** begin Source records **

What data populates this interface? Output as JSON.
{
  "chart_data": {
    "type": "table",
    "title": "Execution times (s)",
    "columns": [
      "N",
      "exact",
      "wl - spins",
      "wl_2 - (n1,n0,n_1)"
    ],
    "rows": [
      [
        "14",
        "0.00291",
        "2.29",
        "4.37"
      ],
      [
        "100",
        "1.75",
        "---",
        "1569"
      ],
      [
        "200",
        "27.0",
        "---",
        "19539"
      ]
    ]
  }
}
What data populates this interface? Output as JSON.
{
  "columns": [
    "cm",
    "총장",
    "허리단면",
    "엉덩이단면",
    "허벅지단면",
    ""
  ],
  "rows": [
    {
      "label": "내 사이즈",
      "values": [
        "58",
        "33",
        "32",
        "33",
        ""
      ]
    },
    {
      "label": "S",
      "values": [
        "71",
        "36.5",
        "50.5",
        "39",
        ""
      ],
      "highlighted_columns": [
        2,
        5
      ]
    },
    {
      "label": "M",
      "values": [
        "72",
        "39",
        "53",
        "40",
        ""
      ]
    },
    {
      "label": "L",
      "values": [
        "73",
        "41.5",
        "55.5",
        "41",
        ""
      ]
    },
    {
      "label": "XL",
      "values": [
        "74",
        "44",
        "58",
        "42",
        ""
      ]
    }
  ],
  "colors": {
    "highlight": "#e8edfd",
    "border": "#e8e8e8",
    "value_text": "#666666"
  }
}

** end Source records **

→ **Task to complete**: In how many lines of the data does the string "label" appear? Give only the number.

→ **Response**: 5